### WHAT TO DO
Quote the entries word for word. Omit the pictures.

### DATA EXTRACT
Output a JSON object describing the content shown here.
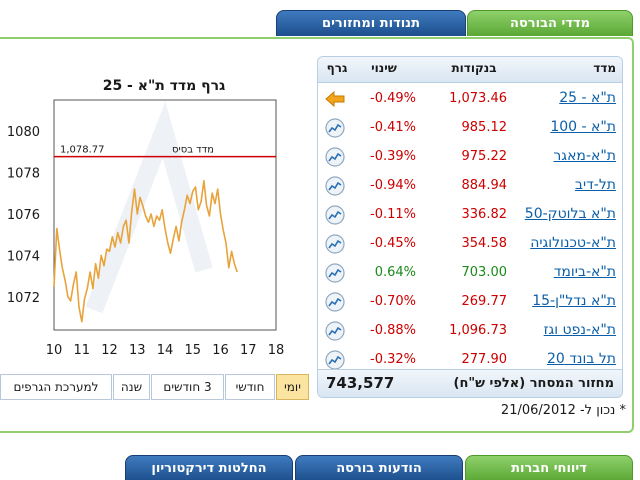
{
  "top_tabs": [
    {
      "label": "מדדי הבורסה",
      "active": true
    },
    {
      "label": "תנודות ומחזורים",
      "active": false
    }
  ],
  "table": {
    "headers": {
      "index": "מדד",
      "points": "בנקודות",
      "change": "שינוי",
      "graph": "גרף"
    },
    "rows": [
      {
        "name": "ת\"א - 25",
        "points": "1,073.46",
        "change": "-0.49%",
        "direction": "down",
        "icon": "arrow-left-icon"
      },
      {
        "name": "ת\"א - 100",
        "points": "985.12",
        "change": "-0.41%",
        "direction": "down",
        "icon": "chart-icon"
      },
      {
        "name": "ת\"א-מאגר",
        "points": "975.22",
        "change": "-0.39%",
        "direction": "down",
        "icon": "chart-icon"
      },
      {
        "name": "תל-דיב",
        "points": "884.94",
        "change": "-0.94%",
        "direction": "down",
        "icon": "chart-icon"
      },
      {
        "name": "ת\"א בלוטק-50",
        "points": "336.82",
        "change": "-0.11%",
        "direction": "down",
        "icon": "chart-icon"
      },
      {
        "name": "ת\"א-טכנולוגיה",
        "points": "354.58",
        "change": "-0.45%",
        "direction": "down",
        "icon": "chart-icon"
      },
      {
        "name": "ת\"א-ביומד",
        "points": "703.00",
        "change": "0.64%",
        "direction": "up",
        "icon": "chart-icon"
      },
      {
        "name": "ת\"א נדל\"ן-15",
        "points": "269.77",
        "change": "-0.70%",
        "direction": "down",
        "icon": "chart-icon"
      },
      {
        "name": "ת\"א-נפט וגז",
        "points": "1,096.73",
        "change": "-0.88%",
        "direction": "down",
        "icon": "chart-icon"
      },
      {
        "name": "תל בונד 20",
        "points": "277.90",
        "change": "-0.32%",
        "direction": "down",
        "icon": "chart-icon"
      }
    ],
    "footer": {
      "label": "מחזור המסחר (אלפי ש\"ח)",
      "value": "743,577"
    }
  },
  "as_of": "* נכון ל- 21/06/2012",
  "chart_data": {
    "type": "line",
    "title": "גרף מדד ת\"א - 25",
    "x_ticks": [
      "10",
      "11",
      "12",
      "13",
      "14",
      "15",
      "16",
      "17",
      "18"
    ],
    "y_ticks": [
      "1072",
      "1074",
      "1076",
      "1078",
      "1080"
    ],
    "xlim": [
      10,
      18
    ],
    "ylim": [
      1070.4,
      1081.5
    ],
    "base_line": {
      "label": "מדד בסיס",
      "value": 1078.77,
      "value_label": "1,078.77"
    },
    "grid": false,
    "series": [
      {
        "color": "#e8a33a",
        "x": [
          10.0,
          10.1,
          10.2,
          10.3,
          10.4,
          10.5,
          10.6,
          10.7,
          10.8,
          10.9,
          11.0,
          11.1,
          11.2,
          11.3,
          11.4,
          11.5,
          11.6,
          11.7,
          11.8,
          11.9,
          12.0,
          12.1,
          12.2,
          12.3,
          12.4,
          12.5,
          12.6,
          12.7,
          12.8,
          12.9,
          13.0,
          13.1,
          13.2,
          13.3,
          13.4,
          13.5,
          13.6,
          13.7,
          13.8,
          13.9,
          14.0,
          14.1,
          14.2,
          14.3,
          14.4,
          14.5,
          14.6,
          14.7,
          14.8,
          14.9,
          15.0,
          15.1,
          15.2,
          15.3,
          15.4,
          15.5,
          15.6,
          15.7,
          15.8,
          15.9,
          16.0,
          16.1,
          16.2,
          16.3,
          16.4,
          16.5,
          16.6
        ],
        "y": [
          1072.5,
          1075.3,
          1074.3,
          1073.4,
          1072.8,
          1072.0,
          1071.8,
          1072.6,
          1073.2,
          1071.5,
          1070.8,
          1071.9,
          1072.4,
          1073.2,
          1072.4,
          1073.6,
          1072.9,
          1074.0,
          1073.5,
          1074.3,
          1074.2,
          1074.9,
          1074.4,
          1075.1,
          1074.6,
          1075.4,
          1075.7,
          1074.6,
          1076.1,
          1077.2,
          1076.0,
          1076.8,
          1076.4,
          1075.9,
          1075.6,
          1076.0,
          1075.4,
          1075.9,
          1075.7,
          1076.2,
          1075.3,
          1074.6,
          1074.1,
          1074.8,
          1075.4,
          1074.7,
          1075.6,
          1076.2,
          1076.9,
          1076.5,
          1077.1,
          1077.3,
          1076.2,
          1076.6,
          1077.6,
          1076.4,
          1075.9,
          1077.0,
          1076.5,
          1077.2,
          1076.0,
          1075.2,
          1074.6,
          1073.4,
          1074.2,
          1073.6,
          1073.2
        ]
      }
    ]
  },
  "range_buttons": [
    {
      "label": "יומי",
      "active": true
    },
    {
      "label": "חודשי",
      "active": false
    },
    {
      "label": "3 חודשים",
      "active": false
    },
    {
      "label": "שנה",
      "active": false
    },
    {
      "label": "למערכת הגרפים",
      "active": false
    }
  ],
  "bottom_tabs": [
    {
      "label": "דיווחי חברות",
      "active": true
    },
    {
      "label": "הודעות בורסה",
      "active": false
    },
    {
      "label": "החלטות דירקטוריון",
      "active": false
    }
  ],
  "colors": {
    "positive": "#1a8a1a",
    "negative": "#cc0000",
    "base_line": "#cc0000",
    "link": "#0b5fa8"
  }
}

### PROBLEM SOLUTION
Output a JSON object describing the content shown here.
{
  "top_tabs": [
    {
      "label": "מדדי הבורסה",
      "active": true
    },
    {
      "label": "תנודות ומחזורים",
      "active": false
    }
  ],
  "table": {
    "headers": {
      "index": "מדד",
      "points": "בנקודות",
      "change": "שינוי",
      "graph": "גרף"
    },
    "rows": [
      {
        "name": "ת\"א - 25",
        "points": "1,073.46",
        "change": "-0.49%",
        "direction": "down",
        "icon": "arrow-left-icon"
      },
      {
        "name": "ת\"א - 100",
        "points": "985.12",
        "change": "-0.41%",
        "direction": "down",
        "icon": "chart-icon"
      },
      {
        "name": "ת\"א-מאגר",
        "points": "975.22",
        "change": "-0.39%",
        "direction": "down",
        "icon": "chart-icon"
      },
      {
        "name": "תל-דיב",
        "points": "884.94",
        "change": "-0.94%",
        "direction": "down",
        "icon": "chart-icon"
      },
      {
        "name": "ת\"א בלוטק-50",
        "points": "336.82",
        "change": "-0.11%",
        "direction": "down",
        "icon": "chart-icon"
      },
      {
        "name": "ת\"א-טכנולוגיה",
        "points": "354.58",
        "change": "-0.45%",
        "direction": "down",
        "icon": "chart-icon"
      },
      {
        "name": "ת\"א-ביומד",
        "points": "703.00",
        "change": "0.64%",
        "direction": "up",
        "icon": "chart-icon"
      },
      {
        "name": "ת\"א נדל\"ן-15",
        "points": "269.77",
        "change": "-0.70%",
        "direction": "down",
        "icon": "chart-icon"
      },
      {
        "name": "ת\"א-נפט וגז",
        "points": "1,096.73",
        "change": "-0.88%",
        "direction": "down",
        "icon": "chart-icon"
      },
      {
        "name": "תל בונד 20",
        "points": "277.90",
        "change": "-0.32%",
        "direction": "down",
        "icon": "chart-icon"
      }
    ],
    "footer": {
      "label": "מחזור המסחר (אלפי ש\"ח)",
      "value": "743,577"
    }
  },
  "as_of": "* נכון ל- 21/06/2012",
  "chart_data": {
    "type": "line",
    "title": "גרף מדד ת\"א - 25",
    "x_ticks": [
      "10",
      "11",
      "12",
      "13",
      "14",
      "15",
      "16",
      "17",
      "18"
    ],
    "y_ticks": [
      "1072",
      "1074",
      "1076",
      "1078",
      "1080"
    ],
    "xlim": [
      10,
      18
    ],
    "ylim": [
      1070.4,
      1081.5
    ],
    "base_line": {
      "label": "מדד בסיס",
      "value": 1078.77,
      "value_label": "1,078.77"
    },
    "grid": false,
    "series": [
      {
        "color": "#e8a33a",
        "x": [
          10.0,
          10.1,
          10.2,
          10.3,
          10.4,
          10.5,
          10.6,
          10.7,
          10.8,
          10.9,
          11.0,
          11.1,
          11.2,
          11.3,
          11.4,
          11.5,
          11.6,
          11.7,
          11.8,
          11.9,
          12.0,
          12.1,
          12.2,
          12.3,
          12.4,
          12.5,
          12.6,
          12.7,
          12.8,
          12.9,
          13.0,
          13.1,
          13.2,
          13.3,
          13.4,
          13.5,
          13.6,
          13.7,
          13.8,
          13.9,
          14.0,
          14.1,
          14.2,
          14.3,
          14.4,
          14.5,
          14.6,
          14.7,
          14.8,
          14.9,
          15.0,
          15.1,
          15.2,
          15.3,
          15.4,
          15.5,
          15.6,
          15.7,
          15.8,
          15.9,
          16.0,
          16.1,
          16.2,
          16.3,
          16.4,
          16.5,
          16.6
        ],
        "y": [
          1072.5,
          1075.3,
          1074.3,
          1073.4,
          1072.8,
          1072.0,
          1071.8,
          1072.6,
          1073.2,
          1071.5,
          1070.8,
          1071.9,
          1072.4,
          1073.2,
          1072.4,
          1073.6,
          1072.9,
          1074.0,
          1073.5,
          1074.3,
          1074.2,
          1074.9,
          1074.4,
          1075.1,
          1074.6,
          1075.4,
          1075.7,
          1074.6,
          1076.1,
          1077.2,
          1076.0,
          1076.8,
          1076.4,
          1075.9,
          1075.6,
          1076.0,
          1075.4,
          1075.9,
          1075.7,
          1076.2,
          1075.3,
          1074.6,
          1074.1,
          1074.8,
          1075.4,
          1074.7,
          1075.6,
          1076.2,
          1076.9,
          1076.5,
          1077.1,
          1077.3,
          1076.2,
          1076.6,
          1077.6,
          1076.4,
          1075.9,
          1077.0,
          1076.5,
          1077.2,
          1076.0,
          1075.2,
          1074.6,
          1073.4,
          1074.2,
          1073.6,
          1073.2
        ]
      }
    ]
  },
  "range_buttons": [
    {
      "label": "יומי",
      "active": true
    },
    {
      "label": "חודשי",
      "active": false
    },
    {
      "label": "3 חודשים",
      "active": false
    },
    {
      "label": "שנה",
      "active": false
    },
    {
      "label": "למערכת הגרפים",
      "active": false
    }
  ],
  "bottom_tabs": [
    {
      "label": "דיווחי חברות",
      "active": true
    },
    {
      "label": "הודעות בורסה",
      "active": false
    },
    {
      "label": "החלטות דירקטוריון",
      "active": false
    }
  ],
  "colors": {
    "positive": "#1a8a1a",
    "negative": "#cc0000",
    "base_line": "#cc0000",
    "link": "#0b5fa8"
  }
}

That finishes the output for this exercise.